» YOUR OBJECTIVE:
Determine which lines of the records include the word "JSON", and copy them.

» Dataset entries on figures:
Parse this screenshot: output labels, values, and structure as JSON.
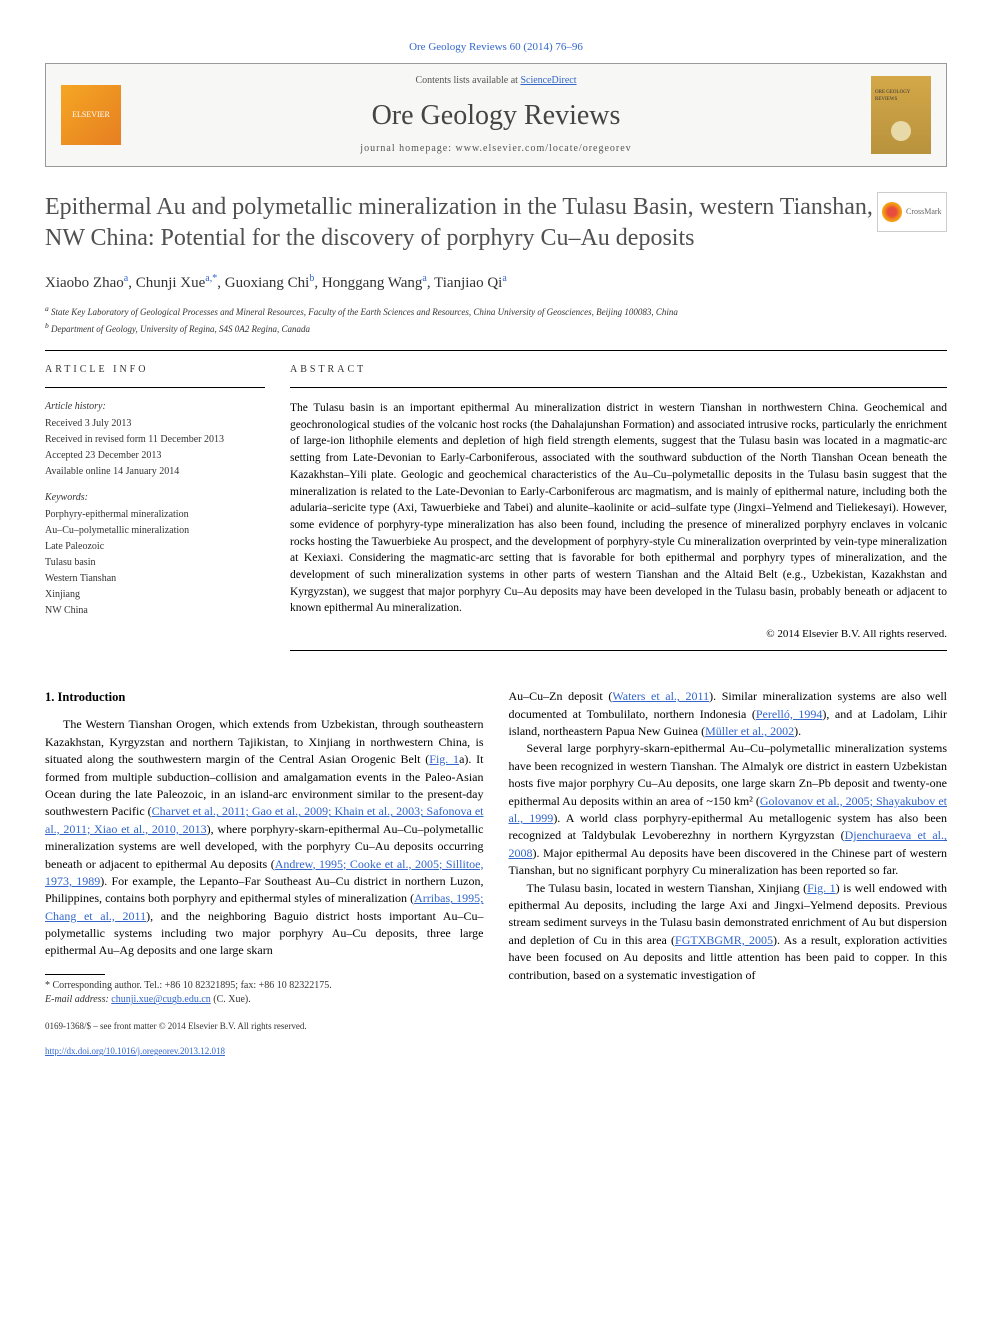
{
  "topLink": "Ore Geology Reviews 60 (2014) 76–96",
  "header": {
    "contentsPrefix": "Contents lists available at ",
    "contentsLink": "ScienceDirect",
    "journalName": "Ore Geology Reviews",
    "homepageLabel": "journal homepage: www.elsevier.com/locate/oregeorev",
    "elsevierText": "ELSEVIER",
    "coverTitle": "ORE GEOLOGY REVIEWS"
  },
  "crossmark": "CrossMark",
  "title": "Epithermal Au and polymetallic mineralization in the Tulasu Basin, western Tianshan, NW China: Potential for the discovery of porphyry Cu–Au deposits",
  "authors": [
    {
      "name": "Xiaobo Zhao",
      "aff": "a"
    },
    {
      "name": "Chunji Xue",
      "aff": "a,*"
    },
    {
      "name": "Guoxiang Chi",
      "aff": "b"
    },
    {
      "name": "Honggang Wang",
      "aff": "a"
    },
    {
      "name": "Tianjiao Qi",
      "aff": "a"
    }
  ],
  "affiliations": [
    {
      "sup": "a",
      "text": "State Key Laboratory of Geological Processes and Mineral Resources, Faculty of the Earth Sciences and Resources, China University of Geosciences, Beijing 100083, China"
    },
    {
      "sup": "b",
      "text": "Department of Geology, University of Regina, S4S 0A2 Regina, Canada"
    }
  ],
  "articleInfo": {
    "heading": "ARTICLE INFO",
    "historyLabel": "Article history:",
    "history": [
      "Received 3 July 2013",
      "Received in revised form 11 December 2013",
      "Accepted 23 December 2013",
      "Available online 14 January 2014"
    ],
    "keywordsLabel": "Keywords:",
    "keywords": [
      "Porphyry-epithermal mineralization",
      "Au–Cu–polymetallic mineralization",
      "Late Paleozoic",
      "Tulasu basin",
      "Western Tianshan",
      "Xinjiang",
      "NW China"
    ]
  },
  "abstract": {
    "heading": "ABSTRACT",
    "text": "The Tulasu basin is an important epithermal Au mineralization district in western Tianshan in northwestern China. Geochemical and geochronological studies of the volcanic host rocks (the Dahalajunshan Formation) and associated intrusive rocks, particularly the enrichment of large-ion lithophile elements and depletion of high field strength elements, suggest that the Tulasu basin was located in a magmatic-arc setting from Late-Devonian to Early-Carboniferous, associated with the southward subduction of the North Tianshan Ocean beneath the Kazakhstan–Yili plate. Geologic and geochemical characteristics of the Au–Cu–polymetallic deposits in the Tulasu basin suggest that the mineralization is related to the Late-Devonian to Early-Carboniferous arc magmatism, and is mainly of epithermal nature, including both the adularia–sericite type (Axi, Tawuerbieke and Tabei) and alunite–kaolinite or acid–sulfate type (Jingxi–Yelmend and Tieliekesayi). However, some evidence of porphyry-type mineralization has also been found, including the presence of mineralized porphyry enclaves in volcanic rocks hosting the Tawuerbieke Au prospect, and the development of porphyry-style Cu mineralization overprinted by vein-type mineralization at Kexiaxi. Considering the magmatic-arc setting that is favorable for both epithermal and porphyry types of mineralization, and the development of such mineralization systems in other parts of western Tianshan and the Altaid Belt (e.g., Uzbekistan, Kazakhstan and Kyrgyzstan), we suggest that major porphyry Cu–Au deposits may have been developed in the Tulasu basin, probably beneath or adjacent to known epithermal Au mineralization.",
    "copyright": "© 2014 Elsevier B.V. All rights reserved."
  },
  "intro": {
    "heading": "1. Introduction",
    "col1p1_a": "The Western Tianshan Orogen, which extends from Uzbekistan, through southeastern Kazakhstan, Kyrgyzstan and northern Tajikistan, to Xinjiang in northwestern China, is situated along the southwestern margin of the Central Asian Orogenic Belt (",
    "fig1a": "Fig. 1",
    "col1p1_b": "a). It formed from multiple subduction–collision and amalgamation events in the Paleo-Asian Ocean during the late Paleozoic, in an island-arc environment similar to the present-day southwestern Pacific (",
    "refs1": "Charvet et al., 2011; Gao et al., 2009; Khain et al., 2003; Safonova et al., 2011; Xiao et al., 2010, 2013",
    "col1p1_c": "), where porphyry-skarn-epithermal Au–Cu–polymetallic mineralization systems are well developed, with the porphyry Cu–Au deposits occurring beneath or adjacent to epithermal Au deposits (",
    "refs2": "Andrew, 1995; Cooke et al., 2005; Sillitoe, 1973, 1989",
    "col1p1_d": "). For example, the Lepanto–Far Southeast Au–Cu district in northern Luzon, Philippines, contains both porphyry and epithermal styles of mineralization (",
    "refs3": "Arribas, 1995; Chang et al., 2011",
    "col1p1_e": "), and the neighboring Baguio district hosts important Au–Cu–polymetallic systems including two major porphyry Au–Cu deposits, three large epithermal Au–Ag deposits and one large skarn",
    "col2p1_a": "Au–Cu–Zn deposit (",
    "refs4": "Waters et al., 2011",
    "col2p1_b": "). Similar mineralization systems are also well documented at Tombulilato, northern Indonesia (",
    "refs5": "Perelló, 1994",
    "col2p1_c": "), and at Ladolam, Lihir island, northeastern Papua New Guinea (",
    "refs6": "Müller et al., 2002",
    "col2p1_d": ").",
    "col2p2_a": "Several large porphyry-skarn-epithermal Au–Cu–polymetallic mineralization systems have been recognized in western Tianshan. The Almalyk ore district in eastern Uzbekistan hosts five major porphyry Cu–Au deposits, one large skarn Zn–Pb deposit and twenty-one epithermal Au deposits within an area of ~150 km² (",
    "refs7": "Golovanov et al., 2005; Shayakubov et al., 1999",
    "col2p2_b": "). A world class porphyry-epithermal Au metallogenic system has also been recognized at Taldybulak Levoberezhny in northern Kyrgyzstan (",
    "refs8": "Djenchuraeva et al., 2008",
    "col2p2_c": "). Major epithermal Au deposits have been discovered in the Chinese part of western Tianshan, but no significant porphyry Cu mineralization has been reported so far.",
    "col2p3_a": "The Tulasu basin, located in western Tianshan, Xinjiang (",
    "fig1b": "Fig. 1",
    "col2p3_b": ") is well endowed with epithermal Au deposits, including the large Axi and Jingxi–Yelmend deposits. Previous stream sediment surveys in the Tulasu basin demonstrated enrichment of Au but dispersion and depletion of Cu in this area (",
    "refs9": "FGTXBGMR, 2005",
    "col2p3_c": "). As a result, exploration activities have been focused on Au deposits and little attention has been paid to copper. In this contribution, based on a systematic investigation of"
  },
  "footnote": {
    "corr": "* Corresponding author. Tel.: +86 10 82321895; fax: +86 10 82322175.",
    "emailLabel": "E-mail address: ",
    "email": "chunji.xue@cugb.edu.cn",
    "emailSuffix": " (C. Xue)."
  },
  "footer": {
    "line1": "0169-1368/$ – see front matter © 2014 Elsevier B.V. All rights reserved.",
    "doi": "http://dx.doi.org/10.1016/j.oregeorev.2013.12.018"
  },
  "colors": {
    "link": "#3366cc",
    "text": "#000000",
    "muted": "#555555",
    "titleGrey": "#505050"
  }
}
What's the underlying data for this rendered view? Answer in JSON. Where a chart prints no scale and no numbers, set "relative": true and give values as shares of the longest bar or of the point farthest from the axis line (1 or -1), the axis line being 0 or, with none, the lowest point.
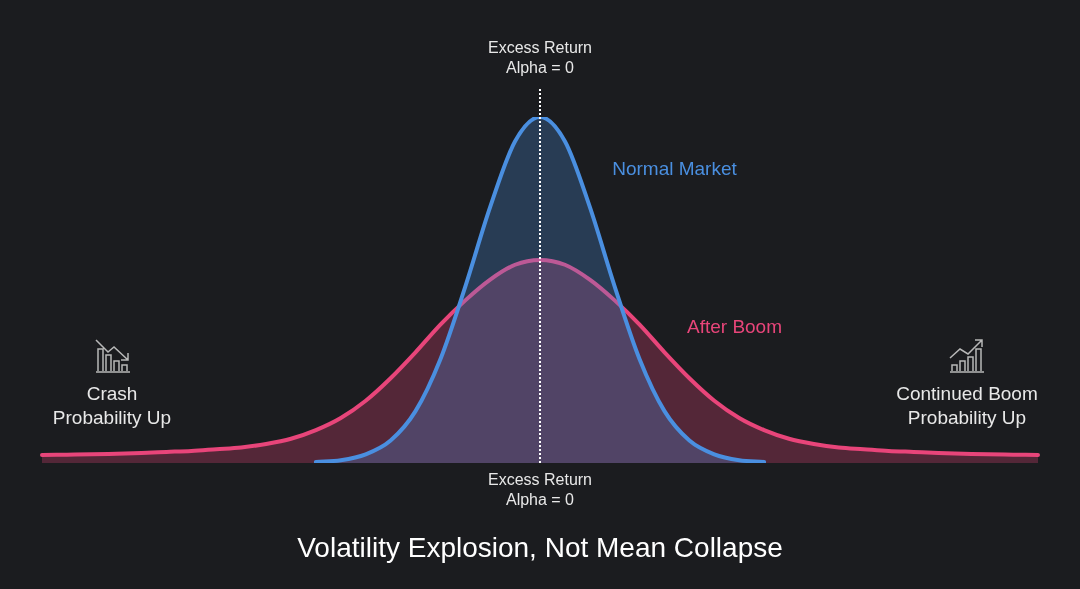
{
  "chart_data": {
    "type": "area",
    "title": "Volatility Explosion, Not Mean Collapse",
    "relative": true,
    "legend": false,
    "marker": "none",
    "tick_labels": false,
    "categories": [
      null,
      null,
      null,
      null,
      null,
      null,
      null,
      null,
      null,
      null,
      null,
      null,
      null,
      null,
      null,
      null,
      null,
      null,
      null,
      null,
      null,
      null,
      null,
      null,
      null,
      null,
      null,
      null,
      null,
      null,
      null,
      null,
      null,
      null,
      null,
      null,
      null,
      null,
      null,
      null,
      null
    ],
    "series": [
      {
        "name": "Normal Market",
        "color": "#4a8fe0",
        "values": [
          null,
          null,
          null,
          null,
          null,
          null,
          null,
          null,
          null,
          null,
          null,
          0.003,
          0.008,
          0.025,
          0.065,
          0.15,
          0.3,
          0.51,
          0.74,
          0.93,
          1.0,
          0.93,
          0.74,
          0.51,
          0.3,
          0.15,
          0.065,
          0.025,
          0.008,
          0.003,
          null,
          null,
          null,
          null,
          null,
          null,
          null,
          null,
          null,
          null,
          null
        ]
      },
      {
        "name": "After Boom",
        "color": "#e8457a",
        "values": [
          0.023,
          0.024,
          0.025,
          0.027,
          0.029,
          0.032,
          0.035,
          0.04,
          0.045,
          0.055,
          0.07,
          0.095,
          0.13,
          0.18,
          0.245,
          0.32,
          0.4,
          0.47,
          0.53,
          0.573,
          0.587,
          0.573,
          0.53,
          0.47,
          0.4,
          0.32,
          0.245,
          0.18,
          0.13,
          0.095,
          0.07,
          0.055,
          0.045,
          0.04,
          0.035,
          0.032,
          0.029,
          0.027,
          0.025,
          0.024,
          0.023
        ]
      }
    ],
    "annotations": [
      "Excess Return\nAlpha = 0",
      "Excess Return\nAlpha = 0",
      "Crash\nProbability Up",
      "Continued Boom\nProbability Up"
    ]
  }
}
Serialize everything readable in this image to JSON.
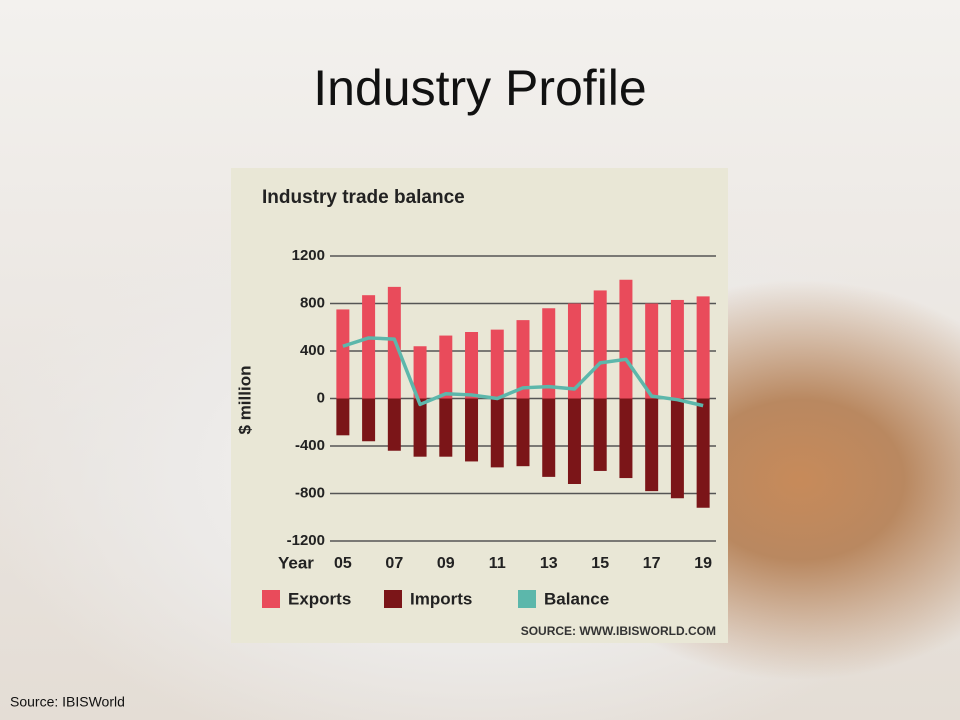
{
  "slide": {
    "title": "Industry Profile",
    "source": "Source: IBISWorld"
  },
  "chart_data": {
    "type": "bar-line",
    "title": "Industry trade balance",
    "y_label": "$ million",
    "x_label": "Year",
    "source": "SOURCE: WWW.IBISWORLD.COM",
    "categories": [
      "05",
      null,
      "07",
      null,
      "09",
      null,
      "11",
      null,
      "13",
      null,
      "15",
      null,
      "17",
      null,
      "19"
    ],
    "series": [
      {
        "name": "Exports",
        "color": "#e94b5b",
        "kind": "bar",
        "values": [
          750,
          870,
          940,
          440,
          530,
          560,
          580,
          660,
          760,
          800,
          910,
          1000,
          800,
          830,
          860
        ]
      },
      {
        "name": "Imports",
        "color": "#7b1518",
        "kind": "bar",
        "values": [
          -310,
          -360,
          -440,
          -490,
          -490,
          -530,
          -580,
          -570,
          -660,
          -720,
          -610,
          -670,
          -780,
          -840,
          -920
        ]
      },
      {
        "name": "Balance",
        "color": "#5cb7ab",
        "kind": "line",
        "values": [
          440,
          510,
          500,
          -50,
          40,
          30,
          0,
          90,
          100,
          80,
          300,
          330,
          20,
          -10,
          -60
        ]
      }
    ],
    "ylim": [
      -1200,
      1200
    ],
    "yticks": [
      -1200,
      -800,
      -400,
      0,
      400,
      800,
      1200
    ],
    "grid": true
  }
}
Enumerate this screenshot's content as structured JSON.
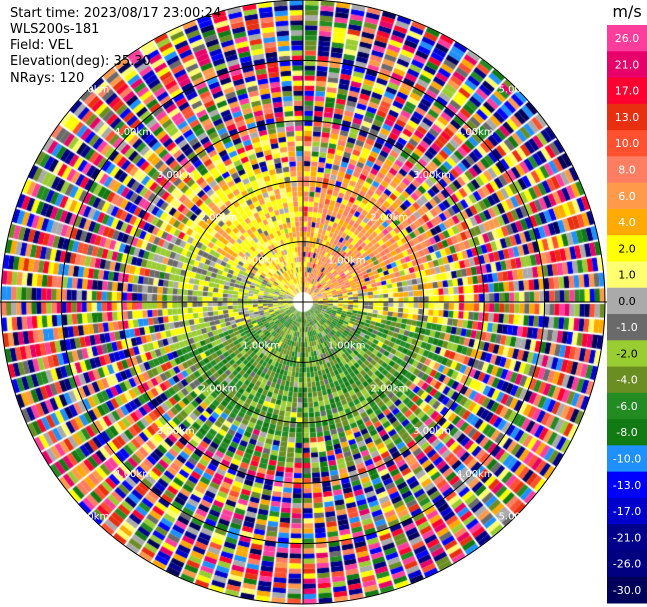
{
  "header": {
    "start_time": "Start time: 2023/08/17 23:00:24",
    "site": "WLS200s-181",
    "field": "Field: VEL",
    "elevation": "Elevation(deg): 35.30",
    "nrays": "NRays: 120"
  },
  "chart_data": {
    "type": "heatmap",
    "subtype": "ppi-polar",
    "field": "VEL",
    "n_rays": 120,
    "max_range_km": 5.0,
    "range_rings_km": [
      1.0,
      2.0,
      3.0,
      4.0,
      5.0
    ],
    "range_ring_labels": [
      "1.00km",
      "2.00km",
      "3.00km",
      "4.00km",
      "5.00km"
    ],
    "colorbar": {
      "unit": "m/s",
      "tick_labels": [
        "26.0",
        "21.0",
        "17.0",
        "13.0",
        "10.0",
        "8.0",
        "6.0",
        "4.0",
        "2.0",
        "1.0",
        "0.0",
        "-1.0",
        "-2.0",
        "-4.0",
        "-6.0",
        "-8.0",
        "-10.0",
        "-13.0",
        "-17.0",
        "-21.0",
        "-26.0",
        "-30.0"
      ],
      "colors": [
        "#ff3d9d",
        "#e8006a",
        "#ff0030",
        "#e83010",
        "#ff5030",
        "#ff7d60",
        "#ff9a4a",
        "#ffaa00",
        "#ffff00",
        "#ffff70",
        "#aaaaaa",
        "#6a6a6a",
        "#9acd32",
        "#6b8e23",
        "#228b22",
        "#127a12",
        "#1e90ff",
        "#0000ff",
        "#0000cd",
        "#00008b",
        "#000080",
        "#00005a"
      ]
    },
    "description_regions": {
      "north": "yellow/orange (positive ~2 to 8 m/s)",
      "south": "green (negative ~-4 to -8 m/s)",
      "east": "orange/yellow",
      "west": "yellow-green/gray",
      "outer": "noisy random colors beyond ~2.5 km"
    }
  }
}
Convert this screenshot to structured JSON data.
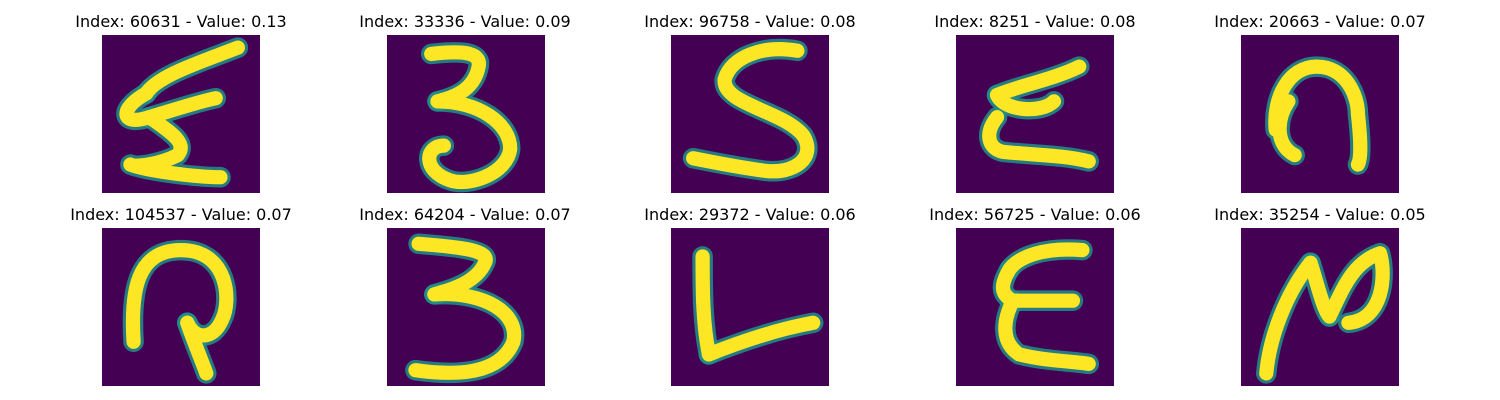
{
  "colors": {
    "background": "#440154",
    "stroke": "#fde725",
    "halo": "#21918c"
  },
  "panels": [
    {
      "title": "Index: 60631 - Value: 0.13",
      "glyph": "E-script"
    },
    {
      "title": "Index: 33336 - Value: 0.09",
      "glyph": "3"
    },
    {
      "title": "Index: 96758 - Value: 0.08",
      "glyph": "S"
    },
    {
      "title": "Index: 8251 - Value: 0.08",
      "glyph": "E-slanted"
    },
    {
      "title": "Index: 20663 - Value: 0.07",
      "glyph": "n-blob"
    },
    {
      "title": "Index: 104537 - Value: 0.07",
      "glyph": "q-loop"
    },
    {
      "title": "Index: 64204 - Value: 0.07",
      "glyph": "3-block"
    },
    {
      "title": "Index: 29372 - Value: 0.06",
      "glyph": "L"
    },
    {
      "title": "Index: 56725 - Value: 0.06",
      "glyph": "E"
    },
    {
      "title": "Index: 35254 - Value: 0.05",
      "glyph": "N-script"
    }
  ]
}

» WRITTEN RESPONSE:
Parse this screenshot: output labels, values, and structure as JSON.
What's the underlying data for this rendered view? Answer in JSON. Where a chart prints no scale and no numbers, set "relative": true and give values as shares of the longest bar or of the point farthest from the axis line (1 or -1), the axis line being 0 or, with none, the lowest point.
Serialize everything readable in this image to JSON.
Enumerate this screenshot's content as structured JSON.
Convert this screenshot to structured JSON data.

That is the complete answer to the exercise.